WHAT YOU SHOULD DO >> Render the data below as a JSON list of strings with one string per line, skipping blank lines. Leave the pictures out of the answer.

MATERIAL TO PROCESS >>
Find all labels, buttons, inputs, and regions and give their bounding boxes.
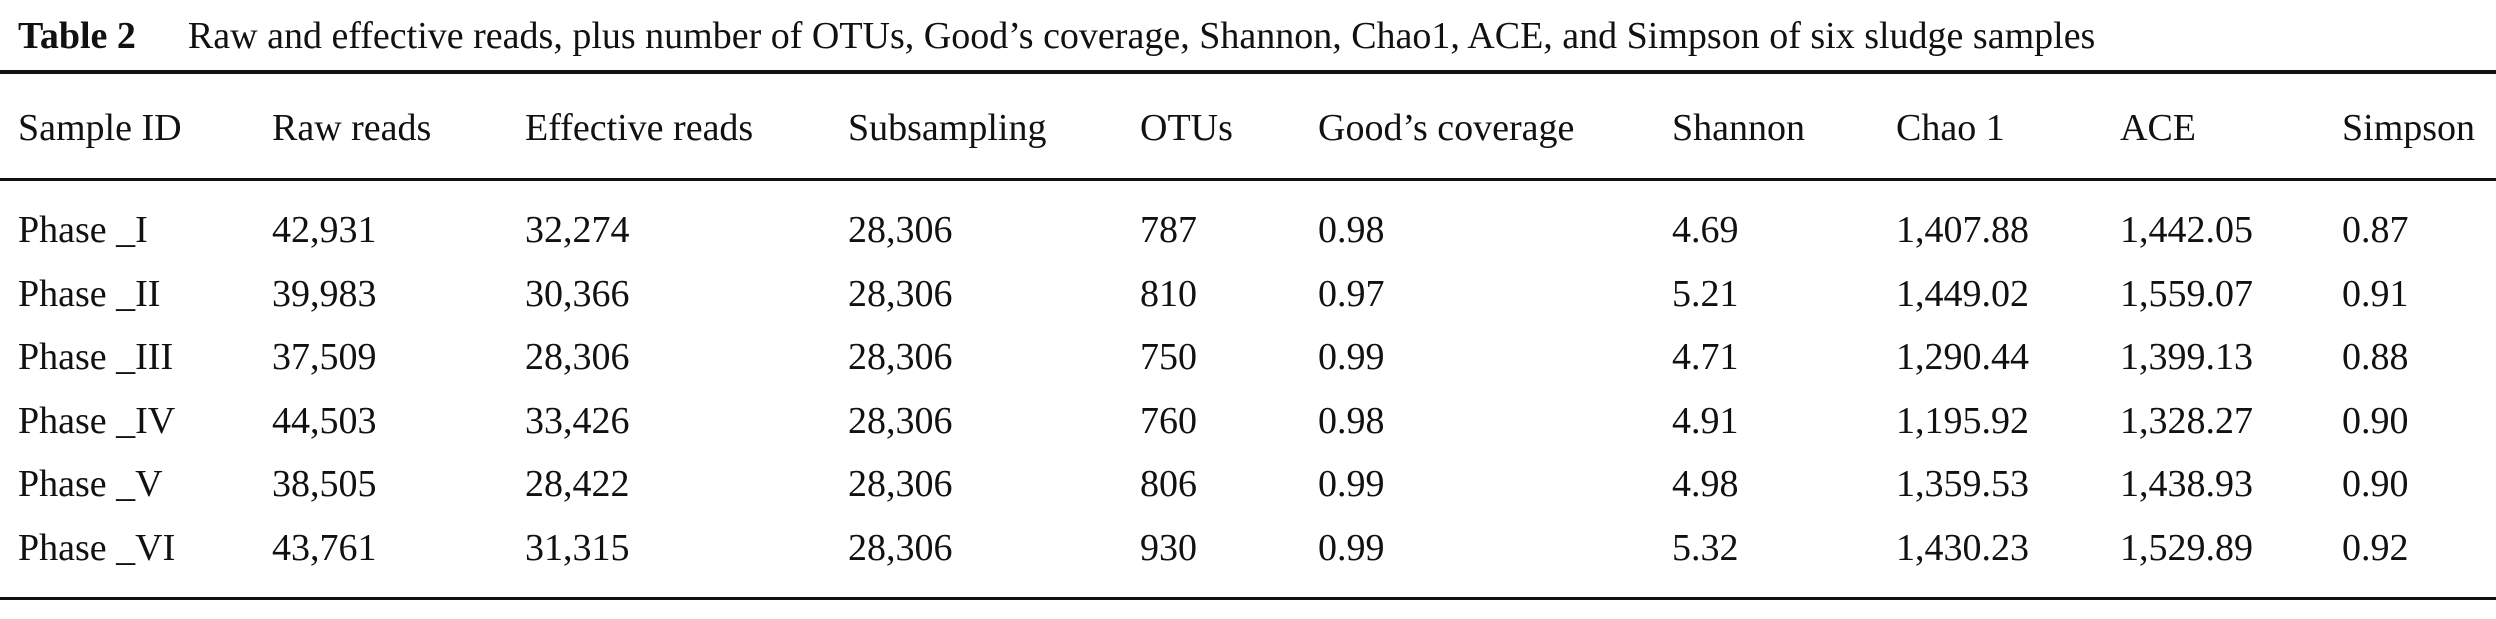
cell-shannon: 4.71 — [1672, 336, 1739, 379]
cell-shannon: 4.69 — [1672, 209, 1739, 251]
cell-good-s-coverage: 0.97 — [1318, 272, 1385, 315]
cell-shannon: 5.21 — [1672, 272, 1739, 315]
cell-otus: 760 — [1140, 399, 1197, 442]
cell-chao-1: 1,359.53 — [1896, 463, 2029, 506]
table-caption: Table 2 Raw and effective reads, plus num… — [18, 12, 2095, 60]
cell-sample-id: Phase _IV — [18, 399, 176, 442]
cell-ace: 1,442.05 — [2120, 209, 2253, 251]
cell-otus: 750 — [1140, 336, 1197, 379]
cell-sample-id: Phase _II — [18, 272, 161, 315]
cell-raw-reads: 39,983 — [272, 272, 377, 315]
cell-raw-reads: 43,761 — [272, 527, 377, 569]
cell-chao-1: 1,449.02 — [1896, 272, 2029, 315]
cell-subsampling: 28,306 — [848, 336, 953, 379]
cell-subsampling: 28,306 — [848, 272, 953, 315]
cell-raw-reads: 44,503 — [272, 399, 377, 442]
cell-raw-reads: 38,505 — [272, 463, 377, 506]
cell-sample-id: Phase _I — [18, 209, 148, 251]
cell-subsampling: 28,306 — [848, 527, 953, 569]
cell-chao-1: 1,195.92 — [1896, 399, 2029, 442]
column-header-ace: ACE — [2120, 107, 2196, 149]
cell-simpson: 0.92 — [2342, 527, 2409, 569]
column-header-effective-reads: Effective reads — [525, 107, 754, 149]
cell-sample-id: Phase _V — [18, 463, 163, 506]
cell-effective-reads: 30,366 — [525, 272, 630, 315]
cell-otus: 930 — [1140, 527, 1197, 569]
cell-raw-reads: 42,931 — [272, 209, 377, 251]
cell-good-s-coverage: 0.99 — [1318, 527, 1385, 569]
cell-subsampling: 28,306 — [848, 463, 953, 506]
column-header-subsampling: Subsampling — [848, 107, 1047, 149]
cell-effective-reads: 33,426 — [525, 399, 630, 442]
cell-good-s-coverage: 0.98 — [1318, 209, 1385, 251]
cell-simpson: 0.88 — [2342, 336, 2409, 379]
table-label: Table 2 — [18, 15, 136, 57]
cell-effective-reads: 28,422 — [525, 463, 630, 506]
cell-simpson: 0.91 — [2342, 272, 2409, 315]
cell-chao-1: 1,290.44 — [1896, 336, 2029, 379]
cell-otus: 806 — [1140, 463, 1197, 506]
column-header-chao-1: Chao 1 — [1896, 107, 2005, 149]
cell-effective-reads: 32,274 — [525, 209, 630, 251]
cell-subsampling: 28,306 — [848, 399, 953, 442]
cell-chao-1: 1,407.88 — [1896, 209, 2029, 251]
column-header-good-s-coverage: Good’s coverage — [1318, 107, 1575, 149]
cell-subsampling: 28,306 — [848, 209, 953, 251]
column-header-raw-reads: Raw reads — [272, 107, 432, 149]
column-header-sample-id: Sample ID — [18, 107, 182, 149]
cell-good-s-coverage: 0.99 — [1318, 463, 1385, 506]
cell-effective-reads: 28,306 — [525, 336, 630, 379]
header-rule — [0, 178, 2496, 181]
cell-raw-reads: 37,509 — [272, 336, 377, 379]
cell-chao-1: 1,430.23 — [1896, 527, 2029, 569]
cell-good-s-coverage: 0.99 — [1318, 336, 1385, 379]
cell-ace: 1,438.93 — [2120, 463, 2253, 506]
cell-otus: 787 — [1140, 209, 1197, 251]
cell-shannon: 5.32 — [1672, 527, 1739, 569]
column-header-simpson: Simpson — [2342, 107, 2476, 149]
bottom-rule — [0, 597, 2496, 600]
cell-shannon: 4.91 — [1672, 399, 1739, 442]
cell-shannon: 4.98 — [1672, 463, 1739, 506]
column-header-shannon: Shannon — [1672, 107, 1805, 149]
cell-sample-id: Phase _VI — [18, 527, 176, 569]
column-header-otus: OTUs — [1140, 107, 1233, 149]
cell-ace: 1,399.13 — [2120, 336, 2253, 379]
cell-sample-id: Phase _III — [18, 336, 174, 379]
cell-good-s-coverage: 0.98 — [1318, 399, 1385, 442]
cell-simpson: 0.87 — [2342, 209, 2409, 251]
cell-ace: 1,328.27 — [2120, 399, 2253, 442]
cell-simpson: 0.90 — [2342, 399, 2409, 442]
top-rule — [0, 70, 2496, 74]
cell-otus: 810 — [1140, 272, 1197, 315]
cell-ace: 1,529.89 — [2120, 527, 2253, 569]
cell-simpson: 0.90 — [2342, 463, 2409, 506]
cell-ace: 1,559.07 — [2120, 272, 2253, 315]
cell-effective-reads: 31,315 — [525, 527, 630, 569]
table-caption-text: Raw and effective reads, plus number of … — [187, 15, 2096, 57]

CORRECT RESPONSE >>
[
  "Find all labels, buttons, inputs, and regions and give their bounding boxes.",
  "cell-shannon: 4.71 — [1672, 336, 1739, 379]",
  "cell-shannon: 4.69 — [1672, 209, 1739, 251]",
  "cell-good-s-coverage: 0.97 — [1318, 272, 1385, 315]",
  "cell-shannon: 5.21 — [1672, 272, 1739, 315]",
  "cell-otus: 760 — [1140, 399, 1197, 442]",
  "cell-chao-1: 1,359.53 — [1896, 463, 2029, 506]",
  "table-caption: Table 2 Raw and effective reads, plus num… — [18, 12, 2095, 60]",
  "cell-sample-id: Phase _IV — [18, 399, 176, 442]",
  "cell-ace: 1,442.05 — [2120, 209, 2253, 251]",
  "cell-otus: 750 — [1140, 336, 1197, 379]",
  "cell-sample-id: Phase _II — [18, 272, 161, 315]",
  "cell-raw-reads: 39,983 — [272, 272, 377, 315]",
  "cell-raw-reads: 43,761 — [272, 527, 377, 569]",
  "cell-chao-1: 1,449.02 — [1896, 272, 2029, 315]",
  "cell-subsampling: 28,306 — [848, 336, 953, 379]",
  "cell-subsampling: 28,306 — [848, 272, 953, 315]",
  "cell-raw-reads: 44,503 — [272, 399, 377, 442]",
  "cell-raw-reads: 38,505 — [272, 463, 377, 506]",
  "cell-sample-id: Phase _I — [18, 209, 148, 251]",
  "cell-subsampling: 28,306 — [848, 527, 953, 569]",
  "cell-chao-1: 1,195.92 — [1896, 399, 2029, 442]",
  "column-header-ace: ACE — [2120, 107, 2196, 149]",
  "cell-simpson: 0.92 — [2342, 527, 2409, 569]",
  "column-header-effective-reads: Effective reads — [525, 107, 754, 149]",
  "cell-sample-id: Phase _V — [18, 463, 163, 506]",
  "cell-effective-reads: 30,366 — [525, 272, 630, 315]",
  "cell-otus: 930 — [1140, 527, 1197, 569]",
  "cell-raw-reads: 42,931 — [272, 209, 377, 251]",
  "cell-good-s-coverage: 0.99 — [1318, 527, 1385, 569]",
  "cell-subsampling: 28,306 — [848, 463, 953, 506]",
  "column-header-subsampling: Subsampling — [848, 107, 1047, 149]",
  "cell-effective-reads: 33,426 — [525, 399, 630, 442]",
  "cell-good-s-coverage: 0.98 — [1318, 209, 1385, 251]",
  "cell-simpson: 0.88 — [2342, 336, 2409, 379]",
  "table-label: Table 2 — [18, 15, 136, 57]",
  "cell-effective-reads: 28,422 — [525, 463, 630, 506]",
  "cell-simpson: 0.91 — [2342, 272, 2409, 315]",
  "cell-chao-1: 1,290.44 — [1896, 336, 2029, 379]",
  "cell-otus: 806 — [1140, 463, 1197, 506]",
  "column-header-chao-1: Chao 1 — [1896, 107, 2005, 149]",
  "cell-effective-reads: 32,274 — [525, 209, 630, 251]",
  "cell-subsampling: 28,306 — [848, 399, 953, 442]",
  "cell-chao-1: 1,407.88 — [1896, 209, 2029, 251]",
  "column-header-good-s-coverage: Good’s coverage — [1318, 107, 1575, 149]",
  "cell-subsampling: 28,306 — [848, 209, 953, 251]",
  "column-header-raw-reads: Raw reads — [272, 107, 432, 149]",
  "column-header-sample-id: Sample ID — [18, 107, 182, 149]",
  "cell-good-s-coverage: 0.99 — [1318, 463, 1385, 506]",
  "cell-effective-reads: 28,306 — [525, 336, 630, 379]",
  "header-rule — [0, 178, 2496, 181]",
  "cell-raw-reads: 37,509 — [272, 336, 377, 379]",
  "cell-chao-1: 1,430.23 — [1896, 527, 2029, 569]",
  "cell-good-s-coverage: 0.99 — [1318, 336, 1385, 379]",
  "cell-ace: 1,438.93 — [2120, 463, 2253, 506]",
  "cell-otus: 787 — [1140, 209, 1197, 251]",
  "cell-shannon: 5.32 — [1672, 527, 1739, 569]",
  "column-header-simpson: Simpson — [2342, 107, 2476, 149]",
  "bottom-rule — [0, 597, 2496, 600]",
  "cell-shannon: 4.91 — [1672, 399, 1739, 442]",
  "cell-shannon: 4.98 — [1672, 463, 1739, 506]",
  "column-header-shannon: Shannon — [1672, 107, 1805, 149]",
  "cell-sample-id: Phase _VI — [18, 527, 176, 569]",
  "column-header-otus: OTUs — [1140, 107, 1233, 149]",
  "cell-ace: 1,399.13 — [2120, 336, 2253, 379]",
  "cell-sample-id: Phase _III — [18, 336, 174, 379]",
  "cell-good-s-coverage: 0.98 — [1318, 399, 1385, 442]",
  "cell-simpson: 0.87 — [2342, 209, 2409, 251]",
  "cell-ace: 1,328.27 — [2120, 399, 2253, 442]",
  "cell-simpson: 0.90 — [2342, 399, 2409, 442]",
  "top-rule — [0, 70, 2496, 74]",
  "cell-otus: 810 — [1140, 272, 1197, 315]",
  "cell-ace: 1,529.89 — [2120, 527, 2253, 569]",
  "cell-simpson: 0.90 — [2342, 463, 2409, 506]",
  "cell-ace: 1,559.07 — [2120, 272, 2253, 315]",
  "cell-effective-reads: 31,315 — [525, 527, 630, 569]",
  "table-caption-text: Raw and effective reads, plus number of … — [187, 15, 2096, 57]"
]